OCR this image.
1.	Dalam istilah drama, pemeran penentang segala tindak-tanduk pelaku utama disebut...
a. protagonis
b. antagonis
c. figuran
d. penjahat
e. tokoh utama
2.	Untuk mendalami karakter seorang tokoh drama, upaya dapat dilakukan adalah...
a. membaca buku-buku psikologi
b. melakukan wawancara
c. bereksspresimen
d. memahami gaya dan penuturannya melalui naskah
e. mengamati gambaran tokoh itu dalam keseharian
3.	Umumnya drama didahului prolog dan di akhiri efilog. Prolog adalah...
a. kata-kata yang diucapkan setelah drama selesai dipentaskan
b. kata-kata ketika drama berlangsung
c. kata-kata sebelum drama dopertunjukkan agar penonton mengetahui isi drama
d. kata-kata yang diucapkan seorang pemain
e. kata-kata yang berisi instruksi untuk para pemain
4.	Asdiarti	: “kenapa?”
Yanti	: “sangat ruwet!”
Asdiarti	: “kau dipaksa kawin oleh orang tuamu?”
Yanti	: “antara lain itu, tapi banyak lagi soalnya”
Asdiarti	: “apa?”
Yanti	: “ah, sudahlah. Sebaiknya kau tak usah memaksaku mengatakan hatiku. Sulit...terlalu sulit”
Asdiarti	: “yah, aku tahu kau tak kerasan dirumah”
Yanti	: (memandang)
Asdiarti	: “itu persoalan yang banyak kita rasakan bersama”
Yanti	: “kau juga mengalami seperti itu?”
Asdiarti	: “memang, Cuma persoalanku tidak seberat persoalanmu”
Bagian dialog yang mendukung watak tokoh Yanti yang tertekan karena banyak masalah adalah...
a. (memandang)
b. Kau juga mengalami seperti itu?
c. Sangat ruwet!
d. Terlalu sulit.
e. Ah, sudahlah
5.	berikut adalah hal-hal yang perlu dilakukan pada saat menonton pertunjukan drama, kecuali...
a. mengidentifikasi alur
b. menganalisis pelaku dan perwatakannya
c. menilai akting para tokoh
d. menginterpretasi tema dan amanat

—————

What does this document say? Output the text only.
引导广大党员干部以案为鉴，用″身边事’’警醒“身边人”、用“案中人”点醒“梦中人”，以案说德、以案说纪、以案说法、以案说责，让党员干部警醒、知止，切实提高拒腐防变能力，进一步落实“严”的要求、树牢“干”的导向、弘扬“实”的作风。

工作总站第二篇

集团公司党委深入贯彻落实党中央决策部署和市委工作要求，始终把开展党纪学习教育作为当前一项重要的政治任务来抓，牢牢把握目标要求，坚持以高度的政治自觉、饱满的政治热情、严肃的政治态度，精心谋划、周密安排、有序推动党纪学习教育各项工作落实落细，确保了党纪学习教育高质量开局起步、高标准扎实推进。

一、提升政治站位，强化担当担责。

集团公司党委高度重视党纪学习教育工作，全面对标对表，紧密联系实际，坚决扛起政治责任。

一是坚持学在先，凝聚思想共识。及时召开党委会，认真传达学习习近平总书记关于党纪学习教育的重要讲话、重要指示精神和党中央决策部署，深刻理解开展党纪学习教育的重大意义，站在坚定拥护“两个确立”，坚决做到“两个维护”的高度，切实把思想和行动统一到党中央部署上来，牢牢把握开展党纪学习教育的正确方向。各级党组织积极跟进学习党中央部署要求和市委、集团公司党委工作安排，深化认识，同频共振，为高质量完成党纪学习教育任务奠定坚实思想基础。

—————

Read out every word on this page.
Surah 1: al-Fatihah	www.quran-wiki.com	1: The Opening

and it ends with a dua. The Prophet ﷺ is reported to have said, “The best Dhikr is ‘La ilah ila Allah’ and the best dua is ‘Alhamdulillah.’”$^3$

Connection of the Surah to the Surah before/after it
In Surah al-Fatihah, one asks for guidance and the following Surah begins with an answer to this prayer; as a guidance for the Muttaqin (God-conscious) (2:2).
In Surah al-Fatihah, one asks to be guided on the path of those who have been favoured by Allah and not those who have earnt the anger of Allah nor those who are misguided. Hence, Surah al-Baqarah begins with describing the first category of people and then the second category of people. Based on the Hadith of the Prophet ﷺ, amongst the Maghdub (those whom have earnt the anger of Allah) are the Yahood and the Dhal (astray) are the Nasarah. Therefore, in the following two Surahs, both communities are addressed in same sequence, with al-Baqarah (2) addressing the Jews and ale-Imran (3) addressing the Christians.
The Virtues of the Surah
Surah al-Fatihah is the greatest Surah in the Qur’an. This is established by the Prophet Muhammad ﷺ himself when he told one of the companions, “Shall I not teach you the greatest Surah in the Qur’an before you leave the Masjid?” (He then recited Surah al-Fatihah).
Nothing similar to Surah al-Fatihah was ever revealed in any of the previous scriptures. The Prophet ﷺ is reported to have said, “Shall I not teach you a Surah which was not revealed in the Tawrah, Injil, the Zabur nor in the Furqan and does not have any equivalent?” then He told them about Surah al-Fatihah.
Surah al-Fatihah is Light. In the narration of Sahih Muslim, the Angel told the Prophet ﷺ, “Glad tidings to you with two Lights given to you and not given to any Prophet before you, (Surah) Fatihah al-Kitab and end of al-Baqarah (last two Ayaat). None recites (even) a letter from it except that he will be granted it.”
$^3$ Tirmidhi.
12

—————

→ Short exercise:
Among the records above, find each line holding the string "Shall" and pull it out.

→ Reply to the task:
Surah al-Fatihah is the greatest Surah in the Qur’an. This is established by the Prophet Muhammad ﷺ himself when he told one of the companions, “Shall I not teach you the greatest Surah in the Qur’an before you leave the Masjid?” (He then recited Surah al-Fatihah).
Nothing similar to Surah al-Fatihah was ever revealed in any of the previous scriptures. The Prophet ﷺ is reported to have said, “Shall I not teach you a Surah which was not revealed in the Tawrah, Injil, the Zabur nor in the Furqan and does not have any equivalent?” then He told them about Surah al-Fatihah.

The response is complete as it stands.